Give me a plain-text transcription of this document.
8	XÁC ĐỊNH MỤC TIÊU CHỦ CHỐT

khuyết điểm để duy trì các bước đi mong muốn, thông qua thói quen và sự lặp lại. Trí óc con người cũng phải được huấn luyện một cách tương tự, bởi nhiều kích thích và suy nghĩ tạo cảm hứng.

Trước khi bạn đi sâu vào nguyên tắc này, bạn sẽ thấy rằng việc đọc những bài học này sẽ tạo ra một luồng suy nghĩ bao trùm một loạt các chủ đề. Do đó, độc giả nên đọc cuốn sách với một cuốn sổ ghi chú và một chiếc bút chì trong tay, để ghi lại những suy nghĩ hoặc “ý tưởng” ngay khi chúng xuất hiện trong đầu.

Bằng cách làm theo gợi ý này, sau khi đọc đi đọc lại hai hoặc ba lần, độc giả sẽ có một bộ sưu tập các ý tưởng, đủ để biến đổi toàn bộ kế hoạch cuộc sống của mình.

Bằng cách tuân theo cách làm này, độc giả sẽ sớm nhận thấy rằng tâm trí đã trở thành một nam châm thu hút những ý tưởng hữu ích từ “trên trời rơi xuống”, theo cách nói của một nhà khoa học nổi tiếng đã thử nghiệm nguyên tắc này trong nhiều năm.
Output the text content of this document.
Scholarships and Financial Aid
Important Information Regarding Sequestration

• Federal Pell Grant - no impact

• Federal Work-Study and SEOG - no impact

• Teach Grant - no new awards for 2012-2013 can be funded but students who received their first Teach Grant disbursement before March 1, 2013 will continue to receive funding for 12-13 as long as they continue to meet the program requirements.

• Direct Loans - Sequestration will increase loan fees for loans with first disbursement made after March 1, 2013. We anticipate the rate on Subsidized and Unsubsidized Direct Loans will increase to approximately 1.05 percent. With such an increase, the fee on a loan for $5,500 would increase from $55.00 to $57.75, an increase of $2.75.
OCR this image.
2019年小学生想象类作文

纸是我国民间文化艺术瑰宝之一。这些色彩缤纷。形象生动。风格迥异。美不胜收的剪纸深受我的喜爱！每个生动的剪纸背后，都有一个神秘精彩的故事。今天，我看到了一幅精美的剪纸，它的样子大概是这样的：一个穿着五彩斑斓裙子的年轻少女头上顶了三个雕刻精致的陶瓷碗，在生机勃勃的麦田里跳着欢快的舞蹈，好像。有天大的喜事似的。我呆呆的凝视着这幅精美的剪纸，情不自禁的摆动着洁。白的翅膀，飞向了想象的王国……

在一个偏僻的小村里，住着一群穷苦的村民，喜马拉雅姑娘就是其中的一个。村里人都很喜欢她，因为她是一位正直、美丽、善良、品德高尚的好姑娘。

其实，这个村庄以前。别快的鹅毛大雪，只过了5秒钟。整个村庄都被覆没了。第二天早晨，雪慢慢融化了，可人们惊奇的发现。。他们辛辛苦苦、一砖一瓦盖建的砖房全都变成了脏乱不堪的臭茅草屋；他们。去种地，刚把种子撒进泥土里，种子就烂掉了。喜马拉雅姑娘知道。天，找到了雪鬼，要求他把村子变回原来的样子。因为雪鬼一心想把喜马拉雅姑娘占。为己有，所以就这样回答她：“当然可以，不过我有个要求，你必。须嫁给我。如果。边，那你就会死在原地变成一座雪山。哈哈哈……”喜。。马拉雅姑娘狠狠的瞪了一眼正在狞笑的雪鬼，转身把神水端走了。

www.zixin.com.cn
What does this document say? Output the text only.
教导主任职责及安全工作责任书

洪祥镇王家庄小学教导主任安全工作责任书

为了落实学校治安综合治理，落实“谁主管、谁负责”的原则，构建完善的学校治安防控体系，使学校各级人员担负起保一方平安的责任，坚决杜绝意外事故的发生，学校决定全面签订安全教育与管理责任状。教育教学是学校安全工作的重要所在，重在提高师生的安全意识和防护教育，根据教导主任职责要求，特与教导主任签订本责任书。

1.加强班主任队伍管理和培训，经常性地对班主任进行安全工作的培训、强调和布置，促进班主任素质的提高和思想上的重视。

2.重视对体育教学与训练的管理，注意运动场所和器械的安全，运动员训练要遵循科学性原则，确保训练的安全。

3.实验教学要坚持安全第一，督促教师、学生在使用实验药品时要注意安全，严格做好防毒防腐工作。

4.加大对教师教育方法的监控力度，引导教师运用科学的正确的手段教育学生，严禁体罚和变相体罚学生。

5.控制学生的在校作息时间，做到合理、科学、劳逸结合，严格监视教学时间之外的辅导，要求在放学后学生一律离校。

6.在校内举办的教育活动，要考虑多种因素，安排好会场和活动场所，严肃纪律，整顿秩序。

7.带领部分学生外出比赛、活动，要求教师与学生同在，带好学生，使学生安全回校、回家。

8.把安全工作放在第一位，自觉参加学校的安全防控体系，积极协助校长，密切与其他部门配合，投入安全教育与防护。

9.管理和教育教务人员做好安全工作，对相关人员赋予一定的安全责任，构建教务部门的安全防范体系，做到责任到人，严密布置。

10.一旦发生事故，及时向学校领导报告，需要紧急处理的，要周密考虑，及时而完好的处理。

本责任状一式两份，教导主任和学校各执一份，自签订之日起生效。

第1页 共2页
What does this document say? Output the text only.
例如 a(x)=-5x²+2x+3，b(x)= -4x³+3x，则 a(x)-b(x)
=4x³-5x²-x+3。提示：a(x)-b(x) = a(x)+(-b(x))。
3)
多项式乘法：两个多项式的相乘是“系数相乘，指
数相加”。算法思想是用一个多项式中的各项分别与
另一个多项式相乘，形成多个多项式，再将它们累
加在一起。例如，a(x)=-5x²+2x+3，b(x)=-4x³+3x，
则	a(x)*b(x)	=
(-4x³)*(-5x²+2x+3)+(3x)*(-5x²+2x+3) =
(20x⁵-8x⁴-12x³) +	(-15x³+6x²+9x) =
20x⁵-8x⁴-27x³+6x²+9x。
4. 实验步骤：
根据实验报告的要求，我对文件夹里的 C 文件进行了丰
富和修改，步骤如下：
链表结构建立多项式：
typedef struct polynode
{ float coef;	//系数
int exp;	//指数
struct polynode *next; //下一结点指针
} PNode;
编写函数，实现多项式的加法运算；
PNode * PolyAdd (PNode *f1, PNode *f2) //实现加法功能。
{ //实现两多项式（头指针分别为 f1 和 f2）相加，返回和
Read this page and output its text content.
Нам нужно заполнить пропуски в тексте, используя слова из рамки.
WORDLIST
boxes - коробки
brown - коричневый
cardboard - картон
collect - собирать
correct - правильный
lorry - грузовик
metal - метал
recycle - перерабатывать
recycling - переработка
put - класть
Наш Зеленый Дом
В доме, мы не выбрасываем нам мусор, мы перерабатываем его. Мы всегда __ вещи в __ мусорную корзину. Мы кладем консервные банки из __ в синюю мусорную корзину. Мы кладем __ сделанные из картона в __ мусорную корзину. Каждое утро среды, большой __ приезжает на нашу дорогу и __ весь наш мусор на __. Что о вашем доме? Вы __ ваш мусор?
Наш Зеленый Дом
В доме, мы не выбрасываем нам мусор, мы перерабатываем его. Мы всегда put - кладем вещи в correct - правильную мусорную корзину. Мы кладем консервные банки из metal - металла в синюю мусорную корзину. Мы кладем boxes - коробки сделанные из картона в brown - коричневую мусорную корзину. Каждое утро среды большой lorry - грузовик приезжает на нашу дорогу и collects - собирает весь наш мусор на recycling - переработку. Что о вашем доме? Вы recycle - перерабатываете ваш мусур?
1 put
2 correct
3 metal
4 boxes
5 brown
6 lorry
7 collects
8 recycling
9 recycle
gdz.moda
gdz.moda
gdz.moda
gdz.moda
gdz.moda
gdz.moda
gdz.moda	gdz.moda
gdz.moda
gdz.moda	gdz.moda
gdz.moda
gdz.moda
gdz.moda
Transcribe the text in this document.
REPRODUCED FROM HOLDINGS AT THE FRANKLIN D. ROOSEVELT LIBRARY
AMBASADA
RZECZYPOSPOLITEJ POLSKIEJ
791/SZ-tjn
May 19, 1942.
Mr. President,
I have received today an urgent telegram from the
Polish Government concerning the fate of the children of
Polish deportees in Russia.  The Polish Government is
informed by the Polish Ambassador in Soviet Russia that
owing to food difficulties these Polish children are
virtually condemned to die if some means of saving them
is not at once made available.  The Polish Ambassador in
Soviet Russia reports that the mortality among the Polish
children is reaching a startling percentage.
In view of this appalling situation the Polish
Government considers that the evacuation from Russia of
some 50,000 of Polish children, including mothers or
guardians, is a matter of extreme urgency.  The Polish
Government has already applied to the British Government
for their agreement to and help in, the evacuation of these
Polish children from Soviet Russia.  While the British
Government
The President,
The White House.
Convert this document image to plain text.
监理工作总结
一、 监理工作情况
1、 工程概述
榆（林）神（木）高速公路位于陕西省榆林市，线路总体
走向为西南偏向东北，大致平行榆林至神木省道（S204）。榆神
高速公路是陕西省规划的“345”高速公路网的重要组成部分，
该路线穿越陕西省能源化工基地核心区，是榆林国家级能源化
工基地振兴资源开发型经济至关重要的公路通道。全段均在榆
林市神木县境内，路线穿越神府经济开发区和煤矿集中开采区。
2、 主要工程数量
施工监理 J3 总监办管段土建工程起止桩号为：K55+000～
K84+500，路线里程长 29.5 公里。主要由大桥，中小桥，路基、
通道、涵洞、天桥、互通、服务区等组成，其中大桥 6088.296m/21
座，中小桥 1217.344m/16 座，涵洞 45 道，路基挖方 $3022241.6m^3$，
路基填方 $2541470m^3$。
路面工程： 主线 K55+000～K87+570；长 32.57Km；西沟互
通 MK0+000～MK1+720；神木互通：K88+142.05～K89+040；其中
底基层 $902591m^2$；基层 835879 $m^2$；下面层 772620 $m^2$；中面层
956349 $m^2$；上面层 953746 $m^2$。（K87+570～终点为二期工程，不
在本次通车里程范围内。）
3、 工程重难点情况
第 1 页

========================

§ **Work to do**
Select every line of the records holding the string "trong".

§ **The answer**
Trước khi bạn đi sâu vào nguyên tắc này, bạn sẽ thấy rằng việc đọc những bài học này sẽ tạo ra một luồng suy nghĩ bao trùm một loạt các chủ đề. Do đó, độc giả nên đọc cuốn sách với một cuốn sổ ghi chú và một chiếc bút chì trong tay, để ghi lại những suy nghĩ hoặc “ý tưởng” ngay khi chúng xuất hiện trong đầu.
Bằng cách tuân theo cách làm này, độc giả sẽ sớm nhận thấy rằng tâm trí đã trở thành một nam châm thu hút những ý tưởng hữu ích từ “trên trời rơi xuống”, theo cách nói của một nhà khoa học nổi tiếng đã thử nghiệm nguyên tắc này trong nhiều năm.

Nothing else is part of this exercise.